─── Task inputs ───

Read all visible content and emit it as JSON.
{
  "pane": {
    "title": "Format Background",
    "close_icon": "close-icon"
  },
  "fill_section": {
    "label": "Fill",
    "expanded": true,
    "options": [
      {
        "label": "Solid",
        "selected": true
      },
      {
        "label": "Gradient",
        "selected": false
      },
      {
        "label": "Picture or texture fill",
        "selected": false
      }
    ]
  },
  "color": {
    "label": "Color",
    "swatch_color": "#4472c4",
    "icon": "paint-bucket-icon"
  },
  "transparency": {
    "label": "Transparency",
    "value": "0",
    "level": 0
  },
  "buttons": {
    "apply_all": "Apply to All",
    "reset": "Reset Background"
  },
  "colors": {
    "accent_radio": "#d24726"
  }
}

───

* Goal:
Copy the material above verbatim.

* Response to the task:
Read all visible content and emit it as JSON.
{
  "pane": {
    "title": "Format Background",
    "close_icon": "close-icon"
  },
  "fill_section": {
    "label": "Fill",
    "expanded": true,
    "options": [
      {
        "label": "Solid",
        "selected": true
      },
      {
        "label": "Gradient",
        "selected": false
      },
      {
        "label": "Picture or texture fill",
        "selected": false
      }
    ]
  },
  "color": {
    "label": "Color",
    "swatch_color": "#4472c4",
    "icon": "paint-bucket-icon"
  },
  "transparency": {
    "label": "Transparency",
    "value": "0",
    "level": 0
  },
  "buttons": {
    "apply_all": "Apply to All",
    "reset": "Reset Background"
  },
  "colors": {
    "accent_radio": "#d24726"
  }
}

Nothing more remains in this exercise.